:: WHAT IS REQUIRED ::
Return the number of lines that contain the word "available", and return nothing else.

==*==

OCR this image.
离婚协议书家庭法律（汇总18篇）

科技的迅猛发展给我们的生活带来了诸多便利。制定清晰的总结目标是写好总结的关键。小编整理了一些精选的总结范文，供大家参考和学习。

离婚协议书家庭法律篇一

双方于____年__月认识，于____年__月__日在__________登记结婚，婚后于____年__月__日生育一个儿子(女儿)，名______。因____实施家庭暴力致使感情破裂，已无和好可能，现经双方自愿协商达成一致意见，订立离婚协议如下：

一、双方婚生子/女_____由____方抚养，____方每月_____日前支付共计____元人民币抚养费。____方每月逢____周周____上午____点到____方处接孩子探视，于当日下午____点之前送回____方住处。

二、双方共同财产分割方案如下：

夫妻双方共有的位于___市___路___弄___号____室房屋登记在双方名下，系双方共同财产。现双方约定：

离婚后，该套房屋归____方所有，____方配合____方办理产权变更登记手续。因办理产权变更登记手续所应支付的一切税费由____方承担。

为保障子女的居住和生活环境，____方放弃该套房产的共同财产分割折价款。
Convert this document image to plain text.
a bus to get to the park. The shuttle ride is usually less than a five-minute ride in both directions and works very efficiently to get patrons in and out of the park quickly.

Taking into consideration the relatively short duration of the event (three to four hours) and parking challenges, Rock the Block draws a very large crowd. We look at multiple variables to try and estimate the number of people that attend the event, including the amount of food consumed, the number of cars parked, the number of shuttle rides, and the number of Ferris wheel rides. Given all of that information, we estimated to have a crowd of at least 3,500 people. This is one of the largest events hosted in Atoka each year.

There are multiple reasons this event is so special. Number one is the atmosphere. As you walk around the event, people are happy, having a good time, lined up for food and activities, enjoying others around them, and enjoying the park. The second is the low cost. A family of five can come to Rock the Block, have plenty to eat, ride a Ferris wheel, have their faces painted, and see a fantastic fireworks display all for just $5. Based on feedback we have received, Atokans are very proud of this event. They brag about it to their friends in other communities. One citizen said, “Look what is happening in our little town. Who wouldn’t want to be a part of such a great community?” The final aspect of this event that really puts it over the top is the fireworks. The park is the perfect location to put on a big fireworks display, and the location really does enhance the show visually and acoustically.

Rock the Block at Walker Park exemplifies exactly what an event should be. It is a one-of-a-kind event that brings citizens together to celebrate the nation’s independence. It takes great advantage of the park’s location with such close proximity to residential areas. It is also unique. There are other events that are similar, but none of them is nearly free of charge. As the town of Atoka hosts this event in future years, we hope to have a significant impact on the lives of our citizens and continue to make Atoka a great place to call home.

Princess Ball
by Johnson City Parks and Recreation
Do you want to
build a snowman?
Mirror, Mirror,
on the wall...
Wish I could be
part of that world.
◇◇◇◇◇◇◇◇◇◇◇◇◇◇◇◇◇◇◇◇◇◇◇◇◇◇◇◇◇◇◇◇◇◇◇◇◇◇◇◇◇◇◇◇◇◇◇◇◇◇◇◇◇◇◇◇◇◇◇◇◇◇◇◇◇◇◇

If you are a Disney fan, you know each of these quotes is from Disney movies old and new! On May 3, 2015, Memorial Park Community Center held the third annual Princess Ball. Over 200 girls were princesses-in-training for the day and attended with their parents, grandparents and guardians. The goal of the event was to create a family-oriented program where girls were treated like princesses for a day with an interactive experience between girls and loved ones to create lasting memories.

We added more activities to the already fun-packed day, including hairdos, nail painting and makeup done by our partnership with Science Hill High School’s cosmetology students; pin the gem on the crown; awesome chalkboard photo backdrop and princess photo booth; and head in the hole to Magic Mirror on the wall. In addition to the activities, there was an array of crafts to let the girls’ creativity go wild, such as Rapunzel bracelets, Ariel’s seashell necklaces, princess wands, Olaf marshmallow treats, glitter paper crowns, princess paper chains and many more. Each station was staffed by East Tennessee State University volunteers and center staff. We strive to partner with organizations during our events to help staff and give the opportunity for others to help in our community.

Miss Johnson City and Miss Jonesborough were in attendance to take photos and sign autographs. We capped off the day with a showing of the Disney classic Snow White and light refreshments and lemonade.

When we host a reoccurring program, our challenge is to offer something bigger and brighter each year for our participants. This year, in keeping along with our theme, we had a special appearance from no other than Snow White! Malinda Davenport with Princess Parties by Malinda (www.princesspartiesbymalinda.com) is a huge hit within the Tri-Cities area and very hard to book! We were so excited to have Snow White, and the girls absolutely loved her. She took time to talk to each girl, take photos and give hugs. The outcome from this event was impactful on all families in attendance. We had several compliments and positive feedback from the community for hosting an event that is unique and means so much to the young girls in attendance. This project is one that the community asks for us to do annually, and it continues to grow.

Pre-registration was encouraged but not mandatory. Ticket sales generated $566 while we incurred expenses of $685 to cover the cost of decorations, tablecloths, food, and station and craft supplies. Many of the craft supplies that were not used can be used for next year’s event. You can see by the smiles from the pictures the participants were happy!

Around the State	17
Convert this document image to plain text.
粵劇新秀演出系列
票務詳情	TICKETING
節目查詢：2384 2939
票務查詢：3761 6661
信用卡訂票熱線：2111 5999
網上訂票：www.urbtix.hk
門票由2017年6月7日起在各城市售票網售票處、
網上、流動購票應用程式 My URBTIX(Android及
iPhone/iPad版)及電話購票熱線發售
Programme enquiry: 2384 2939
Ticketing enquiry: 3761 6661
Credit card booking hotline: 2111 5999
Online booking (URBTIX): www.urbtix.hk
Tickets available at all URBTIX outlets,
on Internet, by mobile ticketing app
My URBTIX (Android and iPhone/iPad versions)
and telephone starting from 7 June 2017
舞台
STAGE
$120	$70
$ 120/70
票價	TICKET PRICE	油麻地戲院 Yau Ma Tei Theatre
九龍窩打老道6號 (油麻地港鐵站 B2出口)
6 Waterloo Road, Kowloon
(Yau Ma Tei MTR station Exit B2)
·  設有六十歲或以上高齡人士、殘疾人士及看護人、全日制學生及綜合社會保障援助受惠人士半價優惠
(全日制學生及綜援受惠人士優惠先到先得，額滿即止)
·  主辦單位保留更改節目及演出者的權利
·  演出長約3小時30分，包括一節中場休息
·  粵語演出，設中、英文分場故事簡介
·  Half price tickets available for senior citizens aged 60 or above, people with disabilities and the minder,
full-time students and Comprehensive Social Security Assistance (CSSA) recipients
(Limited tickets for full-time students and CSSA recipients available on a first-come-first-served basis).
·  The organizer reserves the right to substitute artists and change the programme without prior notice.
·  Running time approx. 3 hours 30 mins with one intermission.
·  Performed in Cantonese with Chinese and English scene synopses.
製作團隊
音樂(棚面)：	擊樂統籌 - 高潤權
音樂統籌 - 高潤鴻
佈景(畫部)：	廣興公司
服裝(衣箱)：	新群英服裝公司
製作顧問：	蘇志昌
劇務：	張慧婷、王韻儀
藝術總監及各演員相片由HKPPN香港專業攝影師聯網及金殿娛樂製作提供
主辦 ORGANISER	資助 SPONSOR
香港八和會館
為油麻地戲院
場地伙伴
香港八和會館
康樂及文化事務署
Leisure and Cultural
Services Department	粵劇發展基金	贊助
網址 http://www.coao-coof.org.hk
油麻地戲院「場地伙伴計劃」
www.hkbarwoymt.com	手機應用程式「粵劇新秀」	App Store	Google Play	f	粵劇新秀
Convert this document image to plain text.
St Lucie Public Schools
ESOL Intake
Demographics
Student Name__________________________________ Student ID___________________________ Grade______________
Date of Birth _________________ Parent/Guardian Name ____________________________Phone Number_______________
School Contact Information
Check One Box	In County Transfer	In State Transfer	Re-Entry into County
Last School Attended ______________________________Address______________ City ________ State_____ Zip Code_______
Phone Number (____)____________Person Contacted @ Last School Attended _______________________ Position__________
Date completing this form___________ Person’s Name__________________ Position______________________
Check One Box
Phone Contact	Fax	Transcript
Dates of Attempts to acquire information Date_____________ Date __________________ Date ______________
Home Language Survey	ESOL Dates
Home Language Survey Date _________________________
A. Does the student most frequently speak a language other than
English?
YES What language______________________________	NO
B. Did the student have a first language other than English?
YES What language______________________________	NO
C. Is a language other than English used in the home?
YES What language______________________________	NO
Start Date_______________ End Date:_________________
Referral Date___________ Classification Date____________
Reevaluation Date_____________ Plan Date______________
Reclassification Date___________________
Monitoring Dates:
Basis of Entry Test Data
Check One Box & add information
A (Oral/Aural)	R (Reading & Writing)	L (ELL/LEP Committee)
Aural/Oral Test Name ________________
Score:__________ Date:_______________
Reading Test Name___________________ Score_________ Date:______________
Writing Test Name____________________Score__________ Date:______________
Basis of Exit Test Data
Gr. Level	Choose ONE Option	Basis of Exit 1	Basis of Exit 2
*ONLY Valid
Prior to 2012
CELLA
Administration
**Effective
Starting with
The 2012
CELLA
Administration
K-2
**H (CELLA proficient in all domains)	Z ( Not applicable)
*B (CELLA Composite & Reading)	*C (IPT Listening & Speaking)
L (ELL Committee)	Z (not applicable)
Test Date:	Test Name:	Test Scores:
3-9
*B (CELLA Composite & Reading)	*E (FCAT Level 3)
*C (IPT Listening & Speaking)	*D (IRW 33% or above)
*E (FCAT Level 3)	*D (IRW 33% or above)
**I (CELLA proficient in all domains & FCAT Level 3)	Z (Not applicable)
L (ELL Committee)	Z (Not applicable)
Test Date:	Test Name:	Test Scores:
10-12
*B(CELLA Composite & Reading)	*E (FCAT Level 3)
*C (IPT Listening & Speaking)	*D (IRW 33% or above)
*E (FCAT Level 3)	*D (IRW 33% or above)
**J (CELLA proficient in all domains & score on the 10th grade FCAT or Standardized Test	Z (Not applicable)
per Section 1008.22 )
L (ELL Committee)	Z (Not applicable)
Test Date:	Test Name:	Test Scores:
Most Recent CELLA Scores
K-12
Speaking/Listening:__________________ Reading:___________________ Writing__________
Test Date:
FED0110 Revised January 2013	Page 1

==*==

:: REPLY ::
3